Task statement:
Pull out everything in the listing below, from its first line down to the line containing "lock-icon: [88, 12, 118, 50]", and repeat it word for word with both of those lines included.

Input data:

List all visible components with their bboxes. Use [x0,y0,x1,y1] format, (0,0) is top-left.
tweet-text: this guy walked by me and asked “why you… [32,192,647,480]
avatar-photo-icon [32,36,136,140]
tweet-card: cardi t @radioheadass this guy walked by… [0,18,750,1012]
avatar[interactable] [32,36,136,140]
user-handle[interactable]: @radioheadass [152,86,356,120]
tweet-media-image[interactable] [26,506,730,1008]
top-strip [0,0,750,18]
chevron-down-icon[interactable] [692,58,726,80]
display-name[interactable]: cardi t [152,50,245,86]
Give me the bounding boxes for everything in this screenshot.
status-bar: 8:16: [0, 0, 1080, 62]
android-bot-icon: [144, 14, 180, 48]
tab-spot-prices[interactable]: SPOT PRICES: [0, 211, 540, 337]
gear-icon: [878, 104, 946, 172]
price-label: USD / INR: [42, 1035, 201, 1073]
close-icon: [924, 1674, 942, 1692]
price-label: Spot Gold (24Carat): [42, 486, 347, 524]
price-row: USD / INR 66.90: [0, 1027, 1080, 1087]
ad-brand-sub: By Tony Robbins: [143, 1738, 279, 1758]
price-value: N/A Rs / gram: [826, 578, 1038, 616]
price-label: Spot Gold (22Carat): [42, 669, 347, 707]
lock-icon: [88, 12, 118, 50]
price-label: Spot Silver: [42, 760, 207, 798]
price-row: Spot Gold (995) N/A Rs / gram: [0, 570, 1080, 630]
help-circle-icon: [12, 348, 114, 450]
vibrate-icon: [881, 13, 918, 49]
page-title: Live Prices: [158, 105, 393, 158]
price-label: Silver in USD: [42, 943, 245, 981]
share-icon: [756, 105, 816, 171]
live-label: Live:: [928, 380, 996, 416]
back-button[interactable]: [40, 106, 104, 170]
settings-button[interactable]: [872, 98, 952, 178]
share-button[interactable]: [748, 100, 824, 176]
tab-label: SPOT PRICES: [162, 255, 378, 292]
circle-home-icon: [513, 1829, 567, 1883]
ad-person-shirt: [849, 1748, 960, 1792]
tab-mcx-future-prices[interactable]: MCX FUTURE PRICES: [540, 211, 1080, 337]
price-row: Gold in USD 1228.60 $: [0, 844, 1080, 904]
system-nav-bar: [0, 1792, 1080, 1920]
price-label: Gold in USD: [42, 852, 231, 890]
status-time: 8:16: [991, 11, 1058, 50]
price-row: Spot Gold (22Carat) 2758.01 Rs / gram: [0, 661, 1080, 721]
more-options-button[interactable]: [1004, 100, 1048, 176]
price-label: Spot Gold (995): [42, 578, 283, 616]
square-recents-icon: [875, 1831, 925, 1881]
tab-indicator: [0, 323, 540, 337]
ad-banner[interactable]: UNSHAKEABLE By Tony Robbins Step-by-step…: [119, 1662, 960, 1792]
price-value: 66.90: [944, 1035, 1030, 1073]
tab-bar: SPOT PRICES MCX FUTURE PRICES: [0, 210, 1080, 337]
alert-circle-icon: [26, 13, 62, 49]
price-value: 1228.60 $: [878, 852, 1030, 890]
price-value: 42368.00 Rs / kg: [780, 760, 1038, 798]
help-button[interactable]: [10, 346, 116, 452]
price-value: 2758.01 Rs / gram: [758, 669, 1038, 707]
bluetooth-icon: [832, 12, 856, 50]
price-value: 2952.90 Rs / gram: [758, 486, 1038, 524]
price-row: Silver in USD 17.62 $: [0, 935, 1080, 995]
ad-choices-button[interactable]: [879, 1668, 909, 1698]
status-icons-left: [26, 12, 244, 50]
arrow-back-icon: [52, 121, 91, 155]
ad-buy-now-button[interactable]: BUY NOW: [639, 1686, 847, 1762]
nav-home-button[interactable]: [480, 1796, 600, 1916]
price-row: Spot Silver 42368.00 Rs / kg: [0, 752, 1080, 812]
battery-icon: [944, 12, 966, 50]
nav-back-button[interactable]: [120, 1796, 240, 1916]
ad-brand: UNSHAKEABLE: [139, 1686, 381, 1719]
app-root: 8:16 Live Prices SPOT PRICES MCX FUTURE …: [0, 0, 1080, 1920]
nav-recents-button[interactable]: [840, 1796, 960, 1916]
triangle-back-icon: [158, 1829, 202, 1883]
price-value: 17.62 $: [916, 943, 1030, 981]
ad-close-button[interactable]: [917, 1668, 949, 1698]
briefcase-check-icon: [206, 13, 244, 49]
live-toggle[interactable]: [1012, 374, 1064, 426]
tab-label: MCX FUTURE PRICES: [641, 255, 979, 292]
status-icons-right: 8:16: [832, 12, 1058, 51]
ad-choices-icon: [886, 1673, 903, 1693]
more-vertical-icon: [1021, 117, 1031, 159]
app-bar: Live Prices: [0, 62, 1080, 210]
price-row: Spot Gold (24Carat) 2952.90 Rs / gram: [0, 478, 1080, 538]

Full output:
List all visible components with their bboxes. Use [x0,y0,x1,y1] format, (0,0) is top-left.
tweet-text: this guy walked by me and asked “why you… [32,192,647,480]
avatar-photo-icon [32,36,136,140]
tweet-card: cardi t @radioheadass this guy walked by… [0,18,750,1012]
avatar[interactable] [32,36,136,140]
user-handle[interactable]: @radioheadass [152,86,356,120]
tweet-media-image[interactable] [26,506,730,1008]
top-strip [0,0,750,18]
chevron-down-icon[interactable] [692,58,726,80]
display-name[interactable]: cardi t [152,50,245,86]
Give me the bounding boxes for everything in this screenshot.
status-bar: 8:16: [0, 0, 1080, 62]
android-bot-icon: [144, 14, 180, 48]
tab-spot-prices[interactable]: SPOT PRICES: [0, 211, 540, 337]
gear-icon: [878, 104, 946, 172]
price-label: USD / INR: [42, 1035, 201, 1073]
close-icon: [924, 1674, 942, 1692]
price-label: Spot Gold (24Carat): [42, 486, 347, 524]
price-row: USD / INR 66.90: [0, 1027, 1080, 1087]
ad-brand-sub: By Tony Robbins: [143, 1738, 279, 1758]
price-value: N/A Rs / gram: [826, 578, 1038, 616]
price-label: Spot Gold (22Carat): [42, 669, 347, 707]
lock-icon: [88, 12, 118, 50]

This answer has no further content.